• _Goal_
Say how many lines include the word "loess", using only a number.

• _Material for this exercise_
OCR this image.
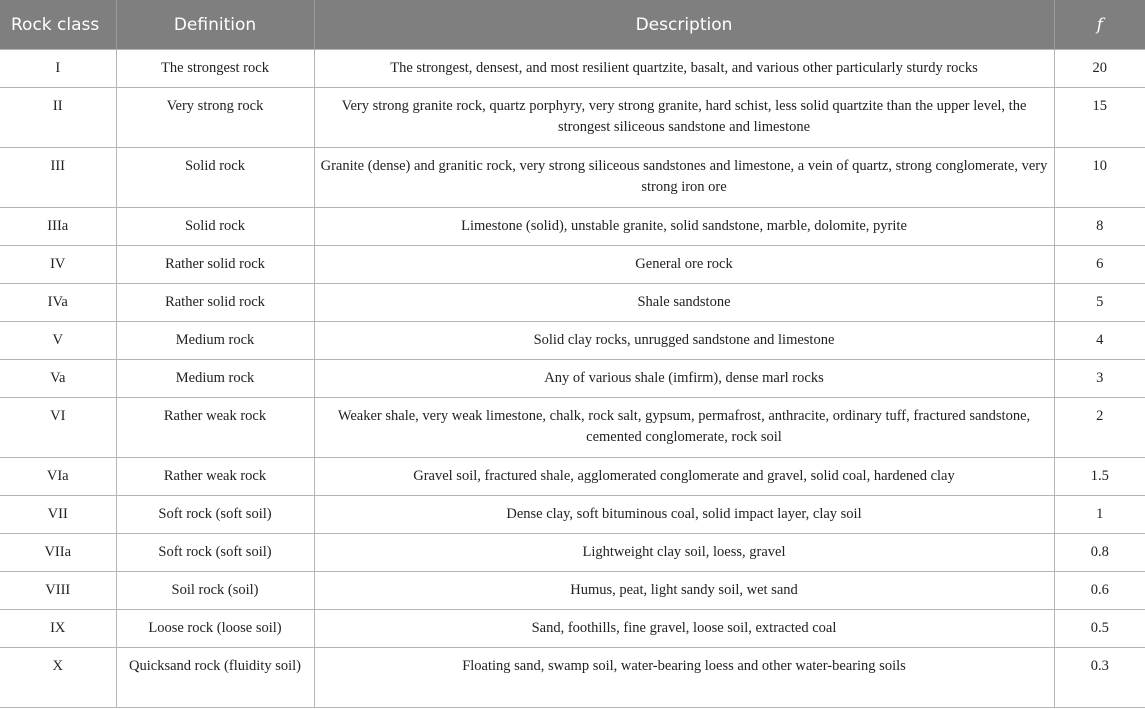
Rock class	Definition	Description	f
I	The strongest rock	The strongest, densest, and most resilient quartzite, basalt, and various other particularly sturdy rocks	20
II	Very strong rock	Very strong granite rock, quartz porphyry, very strong granite, hard schist, less solid quartzite than the upper level, the strongest siliceous sandstone and limestone	15
III	Solid rock	Granite (dense) and granitic rock, very strong siliceous sandstones and limestone, a vein of quartz, strong conglomerate, very strong iron ore	10
IIIa	Solid rock	Limestone (solid), unstable granite, solid sandstone, marble, dolomite, pyrite	8
IV	Rather solid rock	General ore rock	6
IVa	Rather solid rock	Shale sandstone	5
V	Medium rock	Solid clay rocks, unrugged sandstone and limestone	4
Va	Medium rock	Any of various shale (imfirm), dense marl rocks	3
VI	Rather weak rock	Weaker shale, very weak limestone, chalk, rock salt, gypsum, permafrost, anthracite, ordinary tuff, fractured sandstone, cemented conglomerate, rock soil	2
VIa	Rather weak rock	Gravel soil, fractured shale, agglomerated conglomerate and gravel, solid coal, hardened clay	1.5
VII	Soft rock (soft soil)	Dense clay, soft bituminous coal, solid impact layer, clay soil	1
VIIa	Soft rock (soft soil)	Lightweight clay soil, loess, gravel	0.8
VIII	Soil rock (soil)	Humus, peat, light sandy soil, wet sand	0.6
IX	Loose rock (loose soil)	Sand, foothills, fine gravel, loose soil, extracted coal	0.5
X	Quicksand rock (fluidity soil)	Floating sand, swamp soil, water-bearing loess and other water-bearing soils	0.3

• _Result below_
2